Repeat each line exactly, leaving nothing out.

Material for the task:
++++++++
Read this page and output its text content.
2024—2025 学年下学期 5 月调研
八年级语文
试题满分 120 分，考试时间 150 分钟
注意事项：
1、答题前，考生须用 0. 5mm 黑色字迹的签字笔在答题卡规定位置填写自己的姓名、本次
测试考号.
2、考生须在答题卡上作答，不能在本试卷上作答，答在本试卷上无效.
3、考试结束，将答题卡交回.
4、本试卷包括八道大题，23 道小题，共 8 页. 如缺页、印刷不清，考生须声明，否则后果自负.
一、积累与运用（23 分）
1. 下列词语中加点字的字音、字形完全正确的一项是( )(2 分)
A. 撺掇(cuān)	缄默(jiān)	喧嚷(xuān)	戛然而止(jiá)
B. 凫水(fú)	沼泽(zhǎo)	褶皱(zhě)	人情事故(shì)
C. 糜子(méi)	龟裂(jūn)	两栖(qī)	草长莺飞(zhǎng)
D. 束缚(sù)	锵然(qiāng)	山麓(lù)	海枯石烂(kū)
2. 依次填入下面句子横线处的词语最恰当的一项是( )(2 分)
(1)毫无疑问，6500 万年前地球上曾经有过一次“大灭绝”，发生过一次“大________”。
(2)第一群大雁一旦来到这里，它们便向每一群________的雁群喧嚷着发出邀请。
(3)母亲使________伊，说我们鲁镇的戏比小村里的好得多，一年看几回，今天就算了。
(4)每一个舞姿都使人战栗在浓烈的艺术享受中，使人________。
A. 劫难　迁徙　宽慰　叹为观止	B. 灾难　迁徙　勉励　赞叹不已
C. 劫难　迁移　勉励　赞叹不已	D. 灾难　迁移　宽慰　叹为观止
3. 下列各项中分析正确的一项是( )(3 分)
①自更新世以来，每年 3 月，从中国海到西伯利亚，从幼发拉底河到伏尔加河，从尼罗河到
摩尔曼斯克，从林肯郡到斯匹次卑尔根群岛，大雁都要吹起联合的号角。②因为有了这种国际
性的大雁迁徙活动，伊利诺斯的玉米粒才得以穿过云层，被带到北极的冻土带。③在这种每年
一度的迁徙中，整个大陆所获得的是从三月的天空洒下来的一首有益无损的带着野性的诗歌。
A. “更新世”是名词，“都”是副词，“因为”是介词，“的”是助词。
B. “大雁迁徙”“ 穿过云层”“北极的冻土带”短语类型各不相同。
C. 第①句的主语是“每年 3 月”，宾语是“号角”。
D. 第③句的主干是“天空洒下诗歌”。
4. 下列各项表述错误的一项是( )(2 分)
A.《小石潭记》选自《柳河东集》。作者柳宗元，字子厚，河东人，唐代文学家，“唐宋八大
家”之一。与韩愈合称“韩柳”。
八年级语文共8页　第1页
++++++++
Exercise solution:
Read this page and output its text content.
2024—2025 学年下学期 5 月调研
八年级语文
试题满分 120 分，考试时间 150 分钟
注意事项：
1、答题前，考生须用 0. 5mm 黑色字迹的签字笔在答题卡规定位置填写自己的姓名、本次
测试考号.
2、考生须在答题卡上作答，不能在本试卷上作答，答在本试卷上无效.
3、考试结束，将答题卡交回.
4、本试卷包括八道大题，23 道小题，共 8 页. 如缺页、印刷不清，考生须声明，否则后果自负.
一、积累与运用（23 分）
1. 下列词语中加点字的字音、字形完全正确的一项是( )(2 分)
A. 撺掇(cuān)	缄默(jiān)	喧嚷(xuān)	戛然而止(jiá)
B. 凫水(fú)	沼泽(zhǎo)	褶皱(zhě)	人情事故(shì)
C. 糜子(méi)	龟裂(jūn)	两栖(qī)	草长莺飞(zhǎng)
D. 束缚(sù)	锵然(qiāng)	山麓(lù)	海枯石烂(kū)
2. 依次填入下面句子横线处的词语最恰当的一项是( )(2 分)
(1)毫无疑问，6500 万年前地球上曾经有过一次“大灭绝”，发生过一次“大________”。
(2)第一群大雁一旦来到这里，它们便向每一群________的雁群喧嚷着发出邀请。
(3)母亲使________伊，说我们鲁镇的戏比小村里的好得多，一年看几回，今天就算了。
(4)每一个舞姿都使人战栗在浓烈的艺术享受中，使人________。
A. 劫难　迁徙　宽慰　叹为观止	B. 灾难　迁徙　勉励　赞叹不已
C. 劫难　迁移　勉励　赞叹不已	D. 灾难　迁移　宽慰　叹为观止
3. 下列各项中分析正确的一项是( )(3 分)
①自更新世以来，每年 3 月，从中国海到西伯利亚，从幼发拉底河到伏尔加河，从尼罗河到
摩尔曼斯克，从林肯郡到斯匹次卑尔根群岛，大雁都要吹起联合的号角。②因为有了这种国际
性的大雁迁徙活动，伊利诺斯的玉米粒才得以穿过云层，被带到北极的冻土带。③在这种每年
一度的迁徙中，整个大陆所获得的是从三月的天空洒下来的一首有益无损的带着野性的诗歌。
A. “更新世”是名词，“都”是副词，“因为”是介词，“的”是助词。
B. “大雁迁徙”“ 穿过云层”“北极的冻土带”短语类型各不相同。
C. 第①句的主语是“每年 3 月”，宾语是“号角”。
D. 第③句的主干是“天空洒下诗歌”。
4. 下列各项表述错误的一项是( )(2 分)
A.《小石潭记》选自《柳河东集》。作者柳宗元，字子厚，河东人，唐代文学家，“唐宋八大
家”之一。与韩愈合称“韩柳”。
八年级语文共8页　第1页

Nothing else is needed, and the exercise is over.